(Records excerpted from a collection)
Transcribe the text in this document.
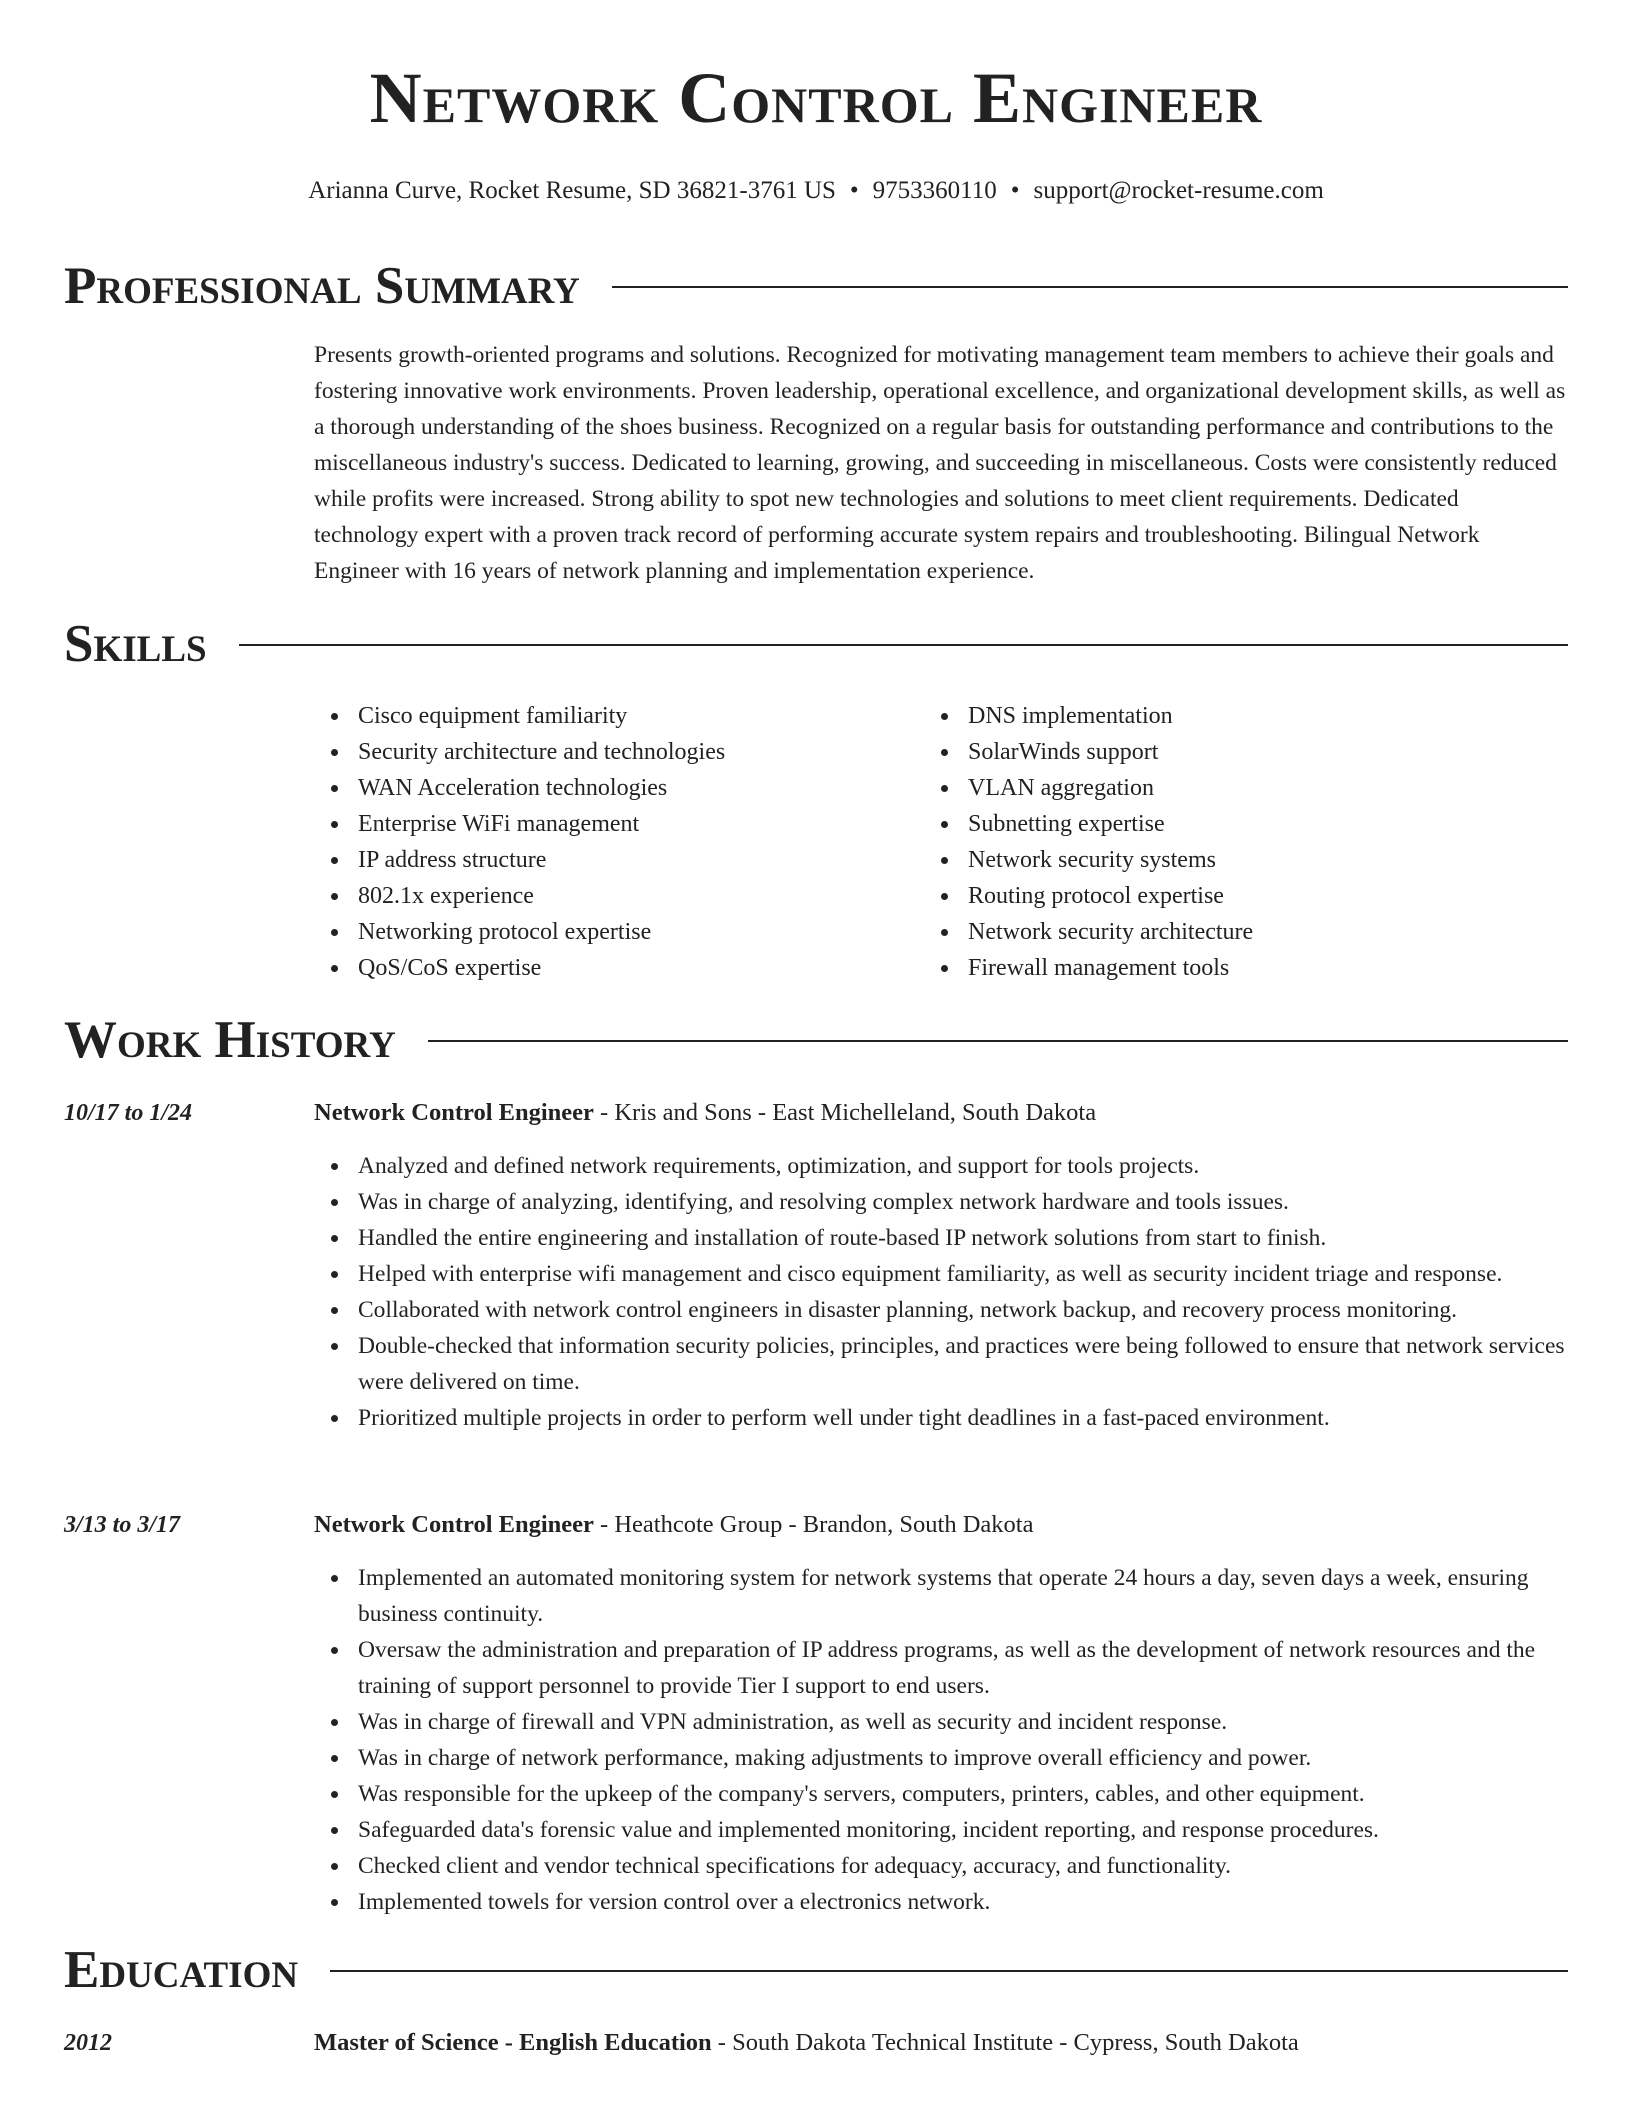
Network Control Engineer
Arianna Curve, Rocket Resume, SD 36821-3761 US • 9753360110 • support@rocket-resume.com
Professional Summary

Presents growth-oriented programs and solutions. Recognized for motivating management team members to achieve their goals and fostering innovative work environments. Proven leadership, operational excellence, and organizational development skills, as well as a thorough understanding of the shoes business. Recognized on a regular basis for outstanding performance and contributions to the miscellaneous industry's success. Dedicated to learning, growing, and succeeding in miscellaneous. Costs were consistently reduced while profits were increased. Strong ability to spot new technologies and solutions to meet client requirements. Dedicated technology expert with a proven track record of performing accurate system repairs and troubleshooting. Bilingual Network Engineer with 16 years of network planning and implementation experience.

Skills
Cisco equipment familiarity
Security architecture and technologies
WAN Acceleration technologies
Enterprise WiFi management
IP address structure
802.1x experience
Networking protocol expertise
QoS/CoS expertise
DNS implementation
SolarWinds support
VLAN aggregation
Subnetting expertise
Network security systems
Routing protocol expertise
Network security architecture
Firewall management tools
Work History
10/17 to 1/24	Network Control Engineer - Kris and Sons - East Michelleland, South Dakota
Analyzed and defined network requirements, optimization, and support for tools projects.
Was in charge of analyzing, identifying, and resolving complex network hardware and tools issues.
Handled the entire engineering and installation of route-based IP network solutions from start to finish.
Helped with enterprise wifi management and cisco equipment familiarity, as well as security incident triage and response.
Collaborated with network control engineers in disaster planning, network backup, and recovery process monitoring.
Double-checked that information security policies, principles, and practices were being followed to ensure that network services were delivered on time.
Prioritized multiple projects in order to perform well under tight deadlines in a fast-paced environment.
3/13 to 3/17	Network Control Engineer - Heathcote Group - Brandon, South Dakota
Implemented an automated monitoring system for network systems that operate 24 hours a day, seven days a week, ensuring business continuity.
Oversaw the administration and preparation of IP address programs, as well as the development of network resources and the training of support personnel to provide Tier I support to end users.
Was in charge of firewall and VPN administration, as well as security and incident response.
Was in charge of network performance, making adjustments to improve overall efficiency and power.
Was responsible for the upkeep of the company's servers, computers, printers, cables, and other equipment.
Safeguarded data's forensic value and implemented monitoring, incident reporting, and response procedures.
Checked client and vendor technical specifications for adequacy, accuracy, and functionality.
Implemented towels for version control over a electronics network.
Education
2012	Master of Science - English Education - South Dakota Technical Institute - Cypress, South Dakota
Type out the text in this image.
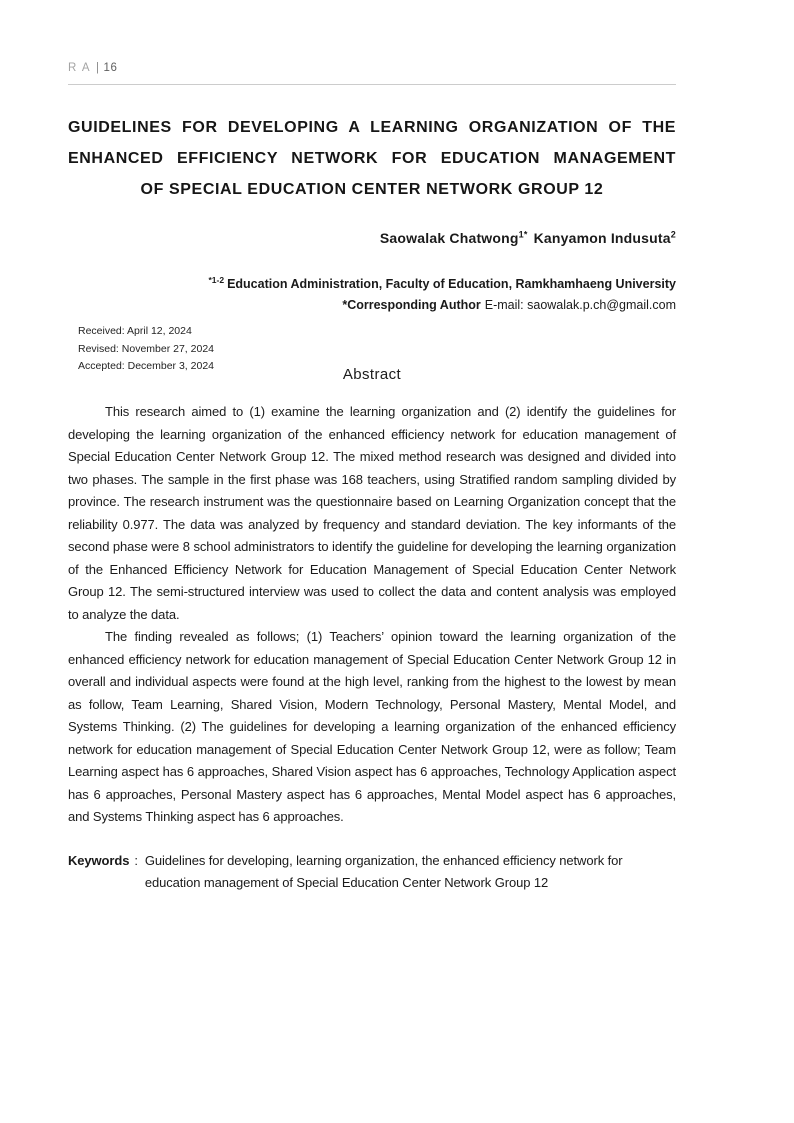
R A | 16
GUIDELINES FOR DEVELOPING A LEARNING ORGANIZATION OF THE
ENHANCED EFFICIENCY NETWORK FOR EDUCATION MANAGEMENT
OF SPECIAL EDUCATION CENTER NETWORK GROUP 12
Saowalak Chatwong$^{1*}$ Kanyamon Indusuta$^2$
$^{*1-2}$ Education Administration, Faculty of Education, Ramkhamhaeng University
*Corresponding Author E-mail: saowalak.p.ch@gmail.com
Received: April 12, 2024
Revised: November 27, 2024
Accepted: December 3, 2024	Abstract

This research aimed to (1) examine the learning organization and (2) identify the guidelines for developing the learning organization of the enhanced efficiency network for education management of Special Education Center Network Group 12. The mixed method research was designed and divided into two phases. The sample in the first phase was 168 teachers, using Stratified random sampling divided by province. The research instrument was the questionnaire based on Learning Organization concept that the reliability 0.977. The data was analyzed by frequency and standard deviation. The key informants of the second phase were 8 school administrators to identify the guideline for developing the learning organization of the Enhanced Efficiency Network for Education Management of Special Education Center Network Group 12. The semi-structured interview was used to collect the data and content analysis was employed to analyze the data.

The finding revealed as follows; (1) Teachers’ opinion toward the learning organization of the enhanced efficiency network for education management of Special Education Center Network Group 12 in overall and individual aspects were found at the high level, ranking from the highest to the lowest by mean as follow, Team Learning, Shared Vision, Modern Technology, Personal Mastery, Mental Model, and Systems Thinking. (2) The guidelines for developing a learning organization of the enhanced efficiency network for education management of Special Education Center Network Group 12, were as follow; Team Learning aspect has 6 approaches, Shared Vision aspect has 6 approaches, Technology Application aspect has 6 approaches, Personal Mastery aspect has 6 approaches, Mental Model aspect has 6 approaches, and Systems Thinking aspect has 6 approaches.

Keywords : Guidelines for developing, learning organization, the enhanced efficiency network for education management of Special Education Center Network Group 12
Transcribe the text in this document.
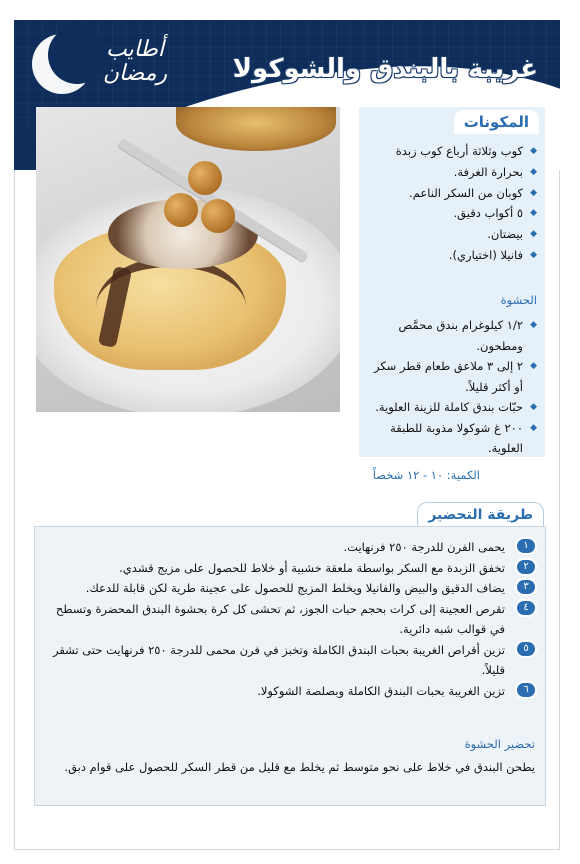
أطايب رمضان	غريبة بالبندق والشوكولا
المكونات
◆ كوب وثلاثة أرباع كوب زبدة
◆ بحرارة الغرفة.
◆ كوبان من السكر الناعم.
◆ ٥ أكواب دقيق.
◆ بيضتان.
◆ فانيلا (اختياري).
الحشوة
◆ ١/٢ كيلوغرام بندق محمَّص ومطحون.
◆ ٢ إلى ٣ ملاعق طعام قطر سكر أو أكثر قليلاً.
◆ حبّات بندق كاملة للزينة العلوية.
◆ ٢٠٠ غ شوكولا مذوبة للطبقة العلوية.
الكمية: ١٠ - ١٢ شخصاً
طريقة التحضير
١
يحمى الفرن للدرجة ٢٥٠ فرنهايت.
٢
تخفق الزبدة مع السكر بواسطة ملعقة خشبية أو خلاط للحصول على مزيج قشدي.
٣
يضاف الدقيق والبيض والفانيلا ويخلط المزيج للحصول على عجينة طرية لكن قابلة للدعك.
٤
تقرص العجينة إلى كرات بحجم حبات الجوز، ثم تحشى كل كرة بحشوة البندق المحضرة وتسطح في قوالب شبه دائرية.
٥
تزين أقراص الغريبة بحبات البندق الكاملة وتخبز في فرن محمى للدرجة ٢٥٠ فرنهايت حتى تشقر قليلاً.
٦
تزين الغريبة بحبات البندق الكاملة وبصلصة الشوكولا.
تحضير الحشوة
يطحن البندق في خلاط على نحو متوسط ثم يخلط مع قليل من قطر السكر للحصول على قوام دبق.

Exercise goal: In the entries above, locate every line with the word "خلاط" and copy it.

Exercise solution:
تخفق الزبدة مع السكر بواسطة ملعقة خشبية أو خلاط للحصول على مزيج قشدي.
يطحن البندق في خلاط على نحو متوسط ثم يخلط مع قليل من قطر السكر للحصول على قوام دبق.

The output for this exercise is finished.